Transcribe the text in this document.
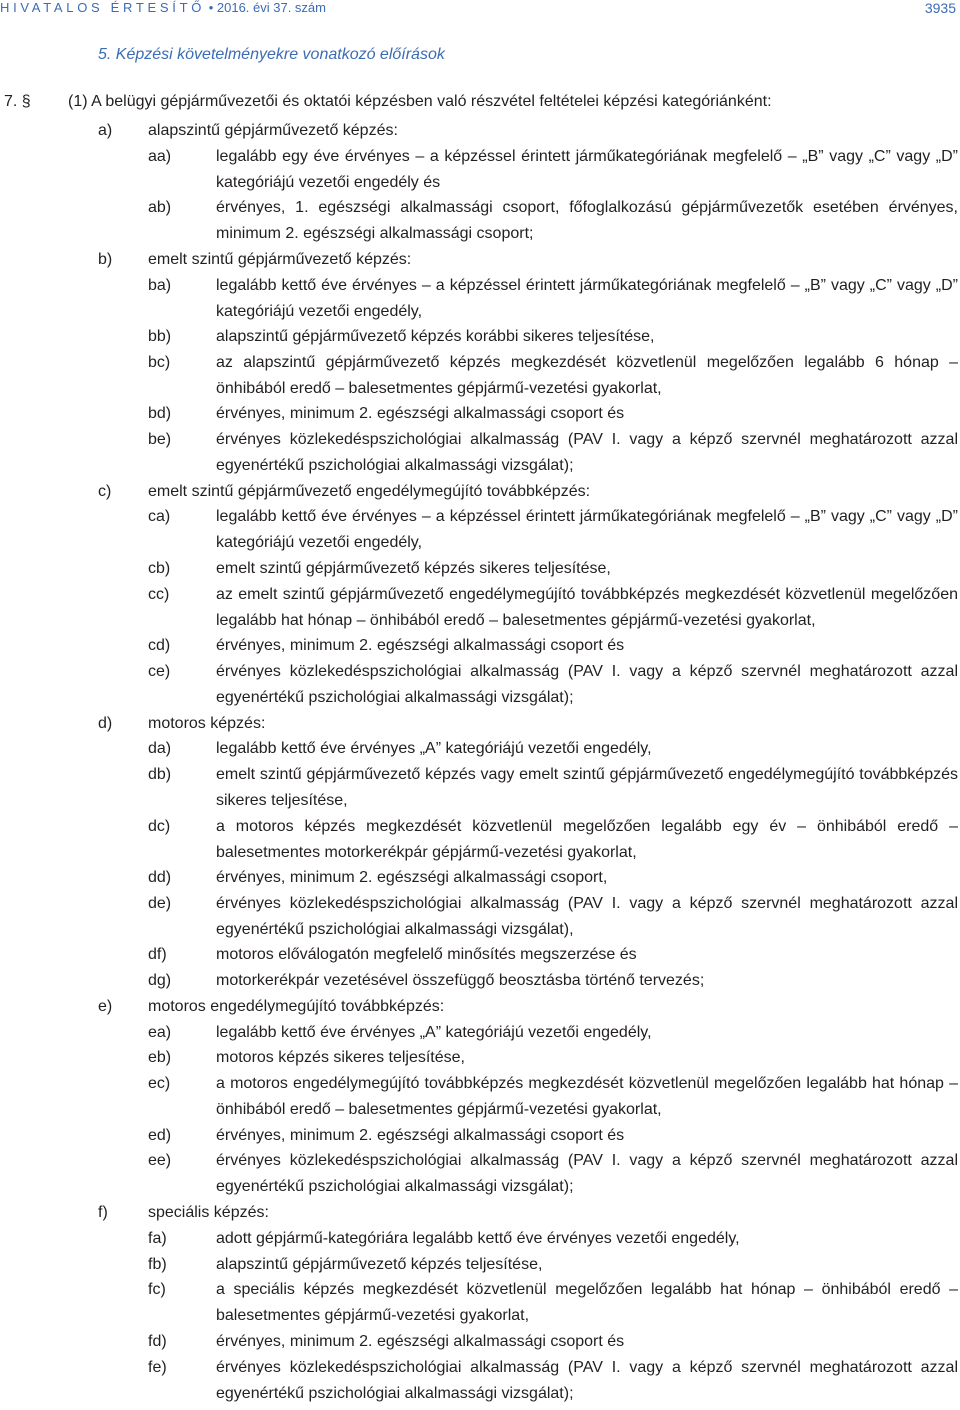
HIVATALOS ÉRTESÍTŐ • 2016. évi 37. szám	3935
5. Képzési követelményekre vonatkozó előírások
7. § (1) A belügyi gépjárművezetői és oktatói képzésben való részvétel feltételei képzési kategóriánként:
a)	alapszintű gépjárművezető képzés:
aa)	legalább egy éve érvényes – a képzéssel érintett járműkategóriának megfelelő – „B” vagy „C” vagy „D” kategóriájú vezetői engedély és
ab)	érvényes, 1. egészségi alkalmassági csoport, főfoglalkozású gépjárművezetők esetében érvényes, minimum 2. egészségi alkalmassági csoport;
b)	emelt szintű gépjárművezető képzés:
ba)	legalább kettő éve érvényes – a képzéssel érintett járműkategóriának megfelelő – „B” vagy „C” vagy „D” kategóriájú vezetői engedély,
bb)	alapszintű gépjárművezető képzés korábbi sikeres teljesítése,
bc)	az alapszintű gépjárművezető képzés megkezdését közvetlenül megelőzően legalább 6 hónap – önhibából eredő – balesetmentes gépjármű-vezetési gyakorlat,
bd)	érvényes, minimum 2. egészségi alkalmassági csoport és
be)	érvényes közlekedéspszichológiai alkalmasság (PAV I. vagy a képző szervnél meghatározott azzal egyenértékű pszichológiai alkalmassági vizsgálat);
c)	emelt szintű gépjárművezető engedélymegújító továbbképzés:
ca)	legalább kettő éve érvényes – a képzéssel érintett járműkategóriának megfelelő – „B” vagy „C” vagy „D” kategóriájú vezetői engedély,
cb)	emelt szintű gépjárművezető képzés sikeres teljesítése,
cc)	az emelt szintű gépjárművezető engedélymegújító továbbképzés megkezdését közvetlenül megelőzően legalább hat hónap – önhibából eredő – balesetmentes gépjármű-vezetési gyakorlat,
cd)	érvényes, minimum 2. egészségi alkalmassági csoport és
ce)	érvényes közlekedéspszichológiai alkalmasság (PAV I. vagy a képző szervnél meghatározott azzal egyenértékű pszichológiai alkalmassági vizsgálat);
d)	motoros képzés:
da)	legalább kettő éve érvényes „A” kategóriájú vezetői engedély,
db)	emelt szintű gépjárművezető képzés vagy emelt szintű gépjárművezető engedélymegújító továbbképzés sikeres teljesítése,
dc)	a motoros képzés megkezdését közvetlenül megelőzően legalább egy év – önhibából eredő – balesetmentes motorkerékpár gépjármű-vezetési gyakorlat,
dd)	érvényes, minimum 2. egészségi alkalmassági csoport,
de)	érvényes közlekedéspszichológiai alkalmasság (PAV I. vagy a képző szervnél meghatározott azzal egyenértékű pszichológiai alkalmassági vizsgálat),
df)	motoros előválogatón megfelelő minősítés megszerzése és
dg)	motorkerékpár vezetésével összefüggő beosztásba történő tervezés;
e)	motoros engedélymegújító továbbképzés:
ea)	legalább kettő éve érvényes „A” kategóriájú vezetői engedély,
eb)	motoros képzés sikeres teljesítése,
ec)	a motoros engedélymegújító továbbképzés megkezdését közvetlenül megelőzően legalább hat hónap – önhibából eredő – balesetmentes gépjármű-vezetési gyakorlat,
ed)	érvényes, minimum 2. egészségi alkalmassági csoport és
ee)	érvényes közlekedéspszichológiai alkalmasság (PAV I. vagy a képző szervnél meghatározott azzal egyenértékű pszichológiai alkalmassági vizsgálat);
f)	speciális képzés:
fa)	adott gépjármű-kategóriára legalább kettő éve érvényes vezetői engedély,
fb)	alapszintű gépjárművezető képzés teljesítése,
fc)	a speciális képzés megkezdését közvetlenül megelőzően legalább hat hónap – önhibából eredő – balesetmentes gépjármű-vezetési gyakorlat,
fd)	érvényes, minimum 2. egészségi alkalmassági csoport és
fe)	érvényes közlekedéspszichológiai alkalmasság (PAV I. vagy a képző szervnél meghatározott azzal egyenértékű pszichológiai alkalmassági vizsgálat);
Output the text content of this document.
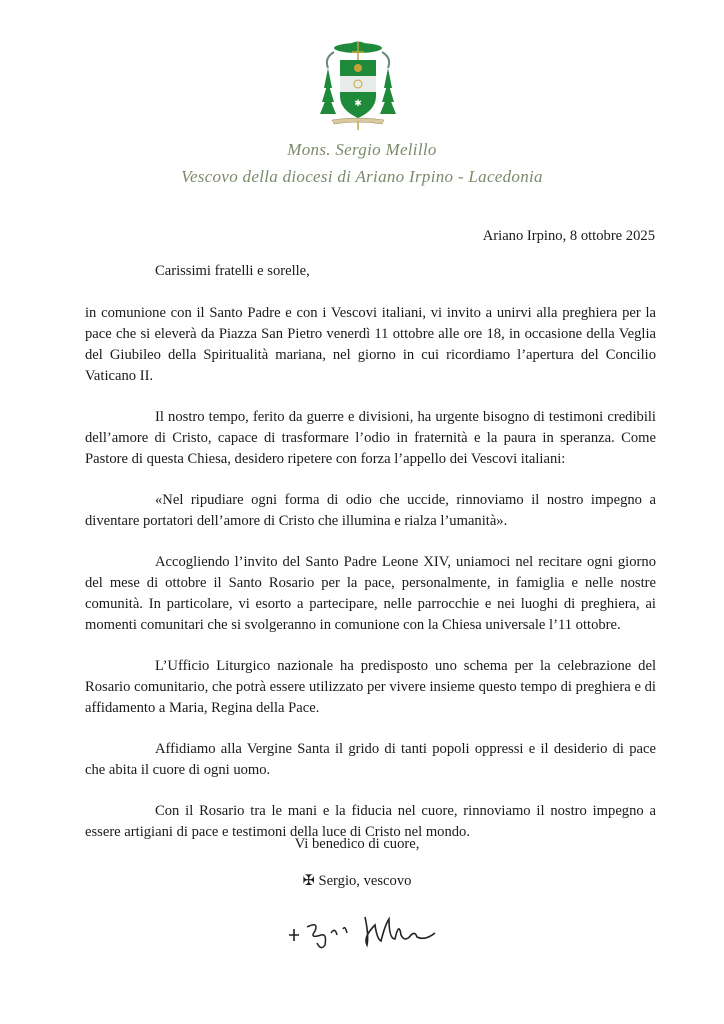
✱
Mons. Sergio Melillo
Vescovo della diocesi di Ariano Irpino - Lacedonia
Ariano Irpino, 8 ottobre 2025
Carissimi fratelli e sorelle,

in comunione con il Santo Padre e con i Vescovi italiani, vi invito a unirvi alla preghiera per la pace che si eleverà da Piazza San Pietro venerdì 11 ottobre alle ore 18, in occasione della Veglia del Giubileo della Spiritualità mariana, nel giorno in cui ricordiamo l’apertura del Concilio Vaticano II.

Il nostro tempo, ferito da guerre e divisioni, ha urgente bisogno di testimoni credibili dell’amore di Cristo, capace di trasformare l’odio in fraternità e la paura in speranza. Come Pastore di questa Chiesa, desidero ripetere con forza l’appello dei Vescovi italiani:

«Nel ripudiare ogni forma di odio che uccide, rinnoviamo il nostro impegno a diventare portatori dell’amore di Cristo che illumina e rialza l’umanità».

Accogliendo l’invito del Santo Padre Leone XIV, uniamoci nel recitare ogni giorno del mese di ottobre il Santo Rosario per la pace, personalmente, in famiglia e nelle nostre comunità. In particolare, vi esorto a partecipare, nelle parrocchie e nei luoghi di preghiera, ai momenti comunitari che si svolgeranno in comunione con la Chiesa universale l’11 ottobre.

L’Ufficio Liturgico nazionale ha predisposto uno schema per la celebrazione del Rosario comunitario, che potrà essere utilizzato per vivere insieme questo tempo di preghiera e di affidamento a Maria, Regina della Pace.

Affidiamo alla Vergine Santa il grido di tanti popoli oppressi e il desiderio di pace che abita il cuore di ogni uomo.

Con il Rosario tra le mani e la fiducia nel cuore, rinnoviamo il nostro impegno a essere artigiani di pace e testimoni della luce di Cristo nel mondo.

Vi benedico di cuore,
✠ Sergio, vescovo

__Problem details__:
Every record gets retyped exactly; no picture goes into the copy.

__Finished answer__:
Transcribe the text in this document.
HIVATALOS ÉRTESÍTŐ • 2016. évi 37. szám	3935
5. Képzési követelményekre vonatkozó előírások
7. § (1) A belügyi gépjárművezetői és oktatói képzésben való részvétel feltételei képzési kategóriánként:
a)	alapszintű gépjárművezető képzés:
aa)	legalább egy éve érvényes – a képzéssel érintett járműkategóriának megfelelő – „B” vagy „C” vagy „D” kategóriájú vezetői engedély és
ab)	érvényes, 1. egészségi alkalmassági csoport, főfoglalkozású gépjárművezetők esetében érvényes, minimum 2. egészségi alkalmassági csoport;
b)	emelt szintű gépjárművezető képzés:
ba)	legalább kettő éve érvényes – a képzéssel érintett járműkategóriának megfelelő – „B” vagy „C” vagy „D” kategóriájú vezetői engedély,
bb)	alapszintű gépjárművezető képzés korábbi sikeres teljesítése,
bc)	az alapszintű gépjárművezető képzés megkezdését közvetlenül megelőzően legalább 6 hónap – önhibából eredő – balesetmentes gépjármű-vezetési gyakorlat,
bd)	érvényes, minimum 2. egészségi alkalmassági csoport és
be)	érvényes közlekedéspszichológiai alkalmasság (PAV I. vagy a képző szervnél meghatározott azzal egyenértékű pszichológiai alkalmassági vizsgálat);
c)	emelt szintű gépjárművezető engedélymegújító továbbképzés:
ca)	legalább kettő éve érvényes – a képzéssel érintett járműkategóriának megfelelő – „B” vagy „C” vagy „D” kategóriájú vezetői engedély,
cb)	emelt szintű gépjárművezető képzés sikeres teljesítése,
cc)	az emelt szintű gépjárművezető engedélymegújító továbbképzés megkezdését közvetlenül megelőzően legalább hat hónap – önhibából eredő – balesetmentes gépjármű-vezetési gyakorlat,
cd)	érvényes, minimum 2. egészségi alkalmassági csoport és
ce)	érvényes közlekedéspszichológiai alkalmasság (PAV I. vagy a képző szervnél meghatározott azzal egyenértékű pszichológiai alkalmassági vizsgálat);
d)	motoros képzés:
da)	legalább kettő éve érvényes „A” kategóriájú vezetői engedély,
db)	emelt szintű gépjárművezető képzés vagy emelt szintű gépjárművezető engedélymegújító továbbképzés sikeres teljesítése,
dc)	a motoros képzés megkezdését közvetlenül megelőzően legalább egy év – önhibából eredő – balesetmentes motorkerékpár gépjármű-vezetési gyakorlat,
dd)	érvényes, minimum 2. egészségi alkalmassági csoport,
de)	érvényes közlekedéspszichológiai alkalmasság (PAV I. vagy a képző szervnél meghatározott azzal egyenértékű pszichológiai alkalmassági vizsgálat),
df)	motoros előválogatón megfelelő minősítés megszerzése és
dg)	motorkerékpár vezetésével összefüggő beosztásba történő tervezés;
e)	motoros engedélymegújító továbbképzés:
ea)	legalább kettő éve érvényes „A” kategóriájú vezetői engedély,
eb)	motoros képzés sikeres teljesítése,
ec)	a motoros engedélymegújító továbbképzés megkezdését közvetlenül megelőzően legalább hat hónap – önhibából eredő – balesetmentes gépjármű-vezetési gyakorlat,
ed)	érvényes, minimum 2. egészségi alkalmassági csoport és
ee)	érvényes közlekedéspszichológiai alkalmasság (PAV I. vagy a képző szervnél meghatározott azzal egyenértékű pszichológiai alkalmassági vizsgálat);
f)	speciális képzés:
fa)	adott gépjármű-kategóriára legalább kettő éve érvényes vezetői engedély,
fb)	alapszintű gépjárművezető képzés teljesítése,
fc)	a speciális képzés megkezdését közvetlenül megelőzően legalább hat hónap – önhibából eredő – balesetmentes gépjármű-vezetési gyakorlat,
fd)	érvényes, minimum 2. egészségi alkalmassági csoport és
fe)	érvényes közlekedéspszichológiai alkalmasság (PAV I. vagy a képző szervnél meghatározott azzal egyenértékű pszichológiai alkalmassági vizsgálat);
Output the text content of this document.
✱
Mons. Sergio Melillo
Vescovo della diocesi di Ariano Irpino - Lacedonia
Ariano Irpino, 8 ottobre 2025
Carissimi fratelli e sorelle,

in comunione con il Santo Padre e con i Vescovi italiani, vi invito a unirvi alla preghiera per la pace che si eleverà da Piazza San Pietro venerdì 11 ottobre alle ore 18, in occasione della Veglia del Giubileo della Spiritualità mariana, nel giorno in cui ricordiamo l’apertura del Concilio Vaticano II.

Il nostro tempo, ferito da guerre e divisioni, ha urgente bisogno di testimoni credibili dell’amore di Cristo, capace di trasformare l’odio in fraternità e la paura in speranza. Come Pastore di questa Chiesa, desidero ripetere con forza l’appello dei Vescovi italiani:

«Nel ripudiare ogni forma di odio che uccide, rinnoviamo il nostro impegno a diventare portatori dell’amore di Cristo che illumina e rialza l’umanità».

Accogliendo l’invito del Santo Padre Leone XIV, uniamoci nel recitare ogni giorno del mese di ottobre il Santo Rosario per la pace, personalmente, in famiglia e nelle nostre comunità. In particolare, vi esorto a partecipare, nelle parrocchie e nei luoghi di preghiera, ai momenti comunitari che si svolgeranno in comunione con la Chiesa universale l’11 ottobre.

L’Ufficio Liturgico nazionale ha predisposto uno schema per la celebrazione del Rosario comunitario, che potrà essere utilizzato per vivere insieme questo tempo di preghiera e di affidamento a Maria, Regina della Pace.

Affidiamo alla Vergine Santa il grido di tanti popoli oppressi e il desiderio di pace che abita il cuore di ogni uomo.

Con il Rosario tra le mani e la fiducia nel cuore, rinnoviamo il nostro impegno a essere artigiani di pace e testimoni della luce di Cristo nel mondo.

Vi benedico di cuore,
✠ Sergio, vescovo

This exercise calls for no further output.